Written instruction
Pick out all lines with the word "capelli" from the records that follow.

-- start Provided records --

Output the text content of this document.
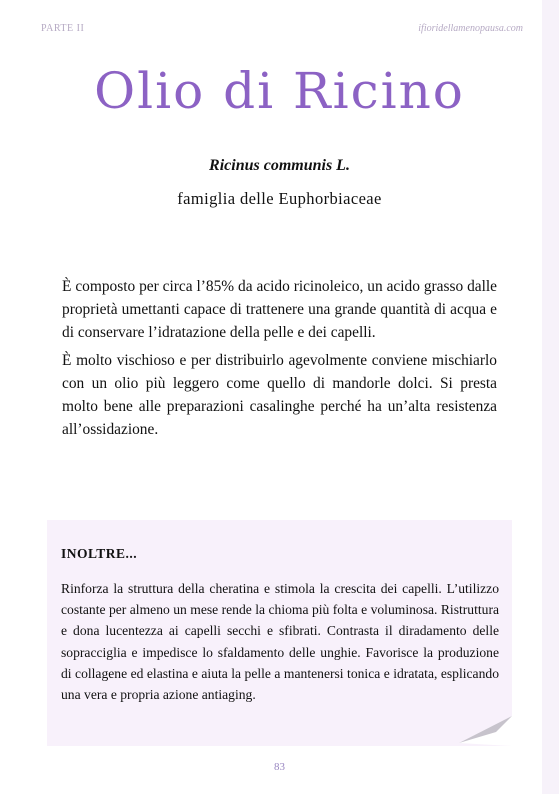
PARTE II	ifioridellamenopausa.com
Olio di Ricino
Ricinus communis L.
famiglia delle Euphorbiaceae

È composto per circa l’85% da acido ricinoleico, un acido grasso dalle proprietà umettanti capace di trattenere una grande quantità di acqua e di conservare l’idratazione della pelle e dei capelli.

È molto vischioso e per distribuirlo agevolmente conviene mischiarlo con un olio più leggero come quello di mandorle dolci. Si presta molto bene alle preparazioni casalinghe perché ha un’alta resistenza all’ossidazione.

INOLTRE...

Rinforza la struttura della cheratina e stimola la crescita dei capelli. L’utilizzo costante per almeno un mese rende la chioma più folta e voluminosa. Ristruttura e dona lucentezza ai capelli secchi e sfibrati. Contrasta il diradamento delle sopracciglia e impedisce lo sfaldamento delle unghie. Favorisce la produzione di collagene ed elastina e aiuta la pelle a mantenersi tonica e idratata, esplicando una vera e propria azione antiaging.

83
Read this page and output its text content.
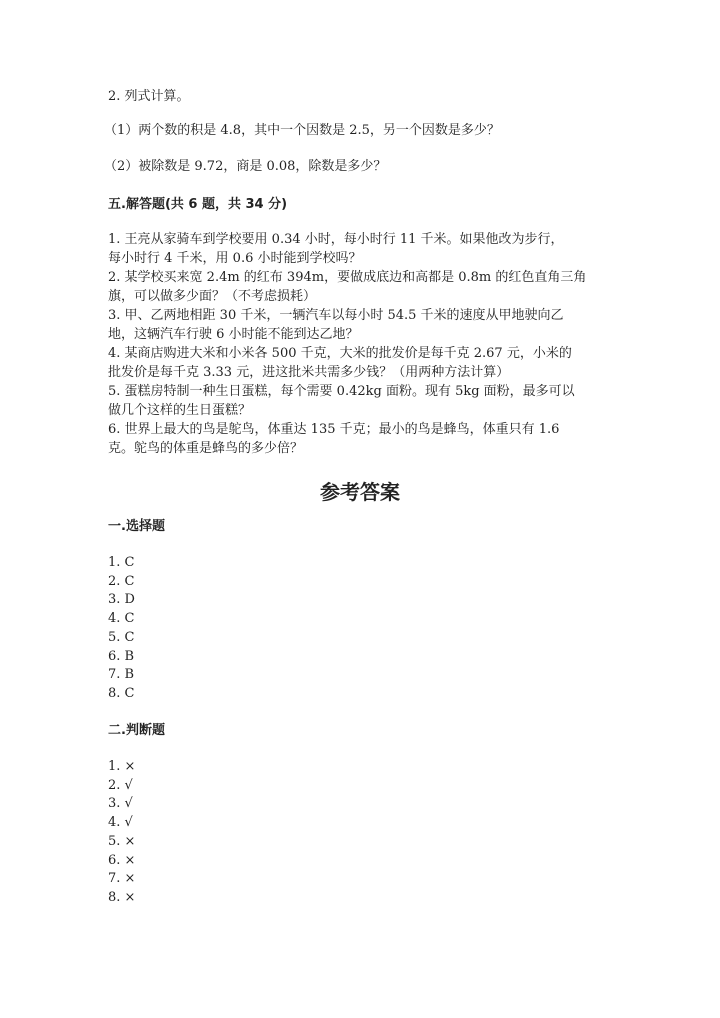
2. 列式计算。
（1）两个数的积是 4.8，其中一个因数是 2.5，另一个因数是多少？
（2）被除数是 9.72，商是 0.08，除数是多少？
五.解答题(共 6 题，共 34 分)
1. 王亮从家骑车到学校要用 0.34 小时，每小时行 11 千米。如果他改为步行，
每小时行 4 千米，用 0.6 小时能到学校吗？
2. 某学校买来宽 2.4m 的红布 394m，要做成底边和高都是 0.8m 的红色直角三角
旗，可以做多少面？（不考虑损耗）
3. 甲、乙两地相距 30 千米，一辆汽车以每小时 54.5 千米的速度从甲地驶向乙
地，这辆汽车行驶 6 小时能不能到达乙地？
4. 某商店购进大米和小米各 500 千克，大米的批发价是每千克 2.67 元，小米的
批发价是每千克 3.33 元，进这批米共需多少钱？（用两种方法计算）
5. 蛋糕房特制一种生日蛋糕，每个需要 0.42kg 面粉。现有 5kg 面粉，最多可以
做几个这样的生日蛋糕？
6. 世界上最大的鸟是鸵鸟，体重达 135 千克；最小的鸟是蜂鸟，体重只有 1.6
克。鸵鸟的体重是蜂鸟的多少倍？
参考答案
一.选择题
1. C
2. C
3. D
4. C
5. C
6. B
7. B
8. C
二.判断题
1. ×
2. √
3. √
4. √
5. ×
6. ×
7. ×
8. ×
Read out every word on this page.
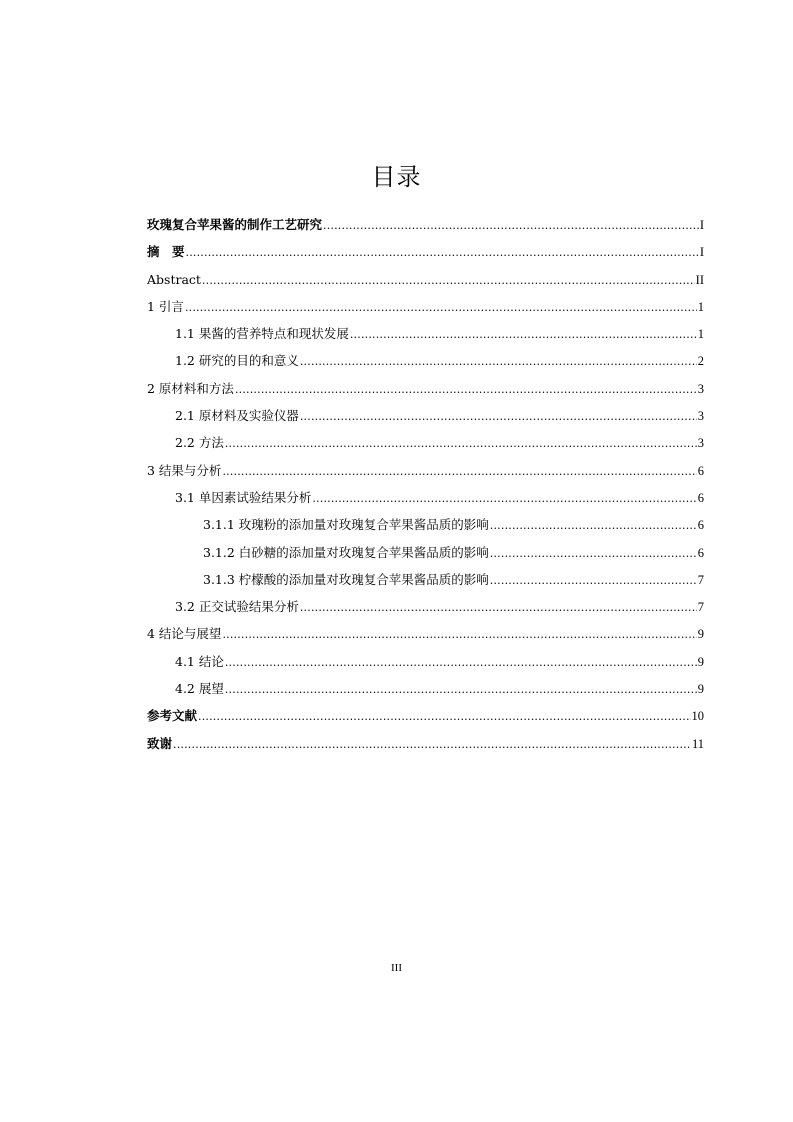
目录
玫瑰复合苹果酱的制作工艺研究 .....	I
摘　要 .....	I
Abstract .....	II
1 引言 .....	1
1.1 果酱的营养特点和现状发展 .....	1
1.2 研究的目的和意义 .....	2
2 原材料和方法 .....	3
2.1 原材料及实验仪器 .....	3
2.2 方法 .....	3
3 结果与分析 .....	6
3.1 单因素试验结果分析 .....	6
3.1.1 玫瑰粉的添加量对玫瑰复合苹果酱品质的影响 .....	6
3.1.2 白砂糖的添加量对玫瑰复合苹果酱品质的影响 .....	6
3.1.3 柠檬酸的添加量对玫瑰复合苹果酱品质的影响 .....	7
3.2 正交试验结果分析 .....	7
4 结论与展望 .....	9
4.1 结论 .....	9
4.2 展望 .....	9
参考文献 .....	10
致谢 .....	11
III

-- end Provided records --

Complete response
È composto per circa l’85% da acido ricinoleico, un acido grasso dalle proprietà umettanti capace di trattenere una grande quantità di acqua e di conservare l’idratazione della pelle e dei capelli.
Rinforza la struttura della cheratina e stimola la crescita dei capelli. L’utilizzo costante per almeno un mese rende la chioma più folta e voluminosa. Ristruttura e dona lucentezza ai capelli secchi e sfibrati. Contrasta il diradamento delle sopracciglia e impedisce lo sfaldamento delle unghie. Favorisce la produzione di collagene ed elastina e aiuta la pelle a mantenersi tonica e idratata, esplicando una vera e propria azione antiaging.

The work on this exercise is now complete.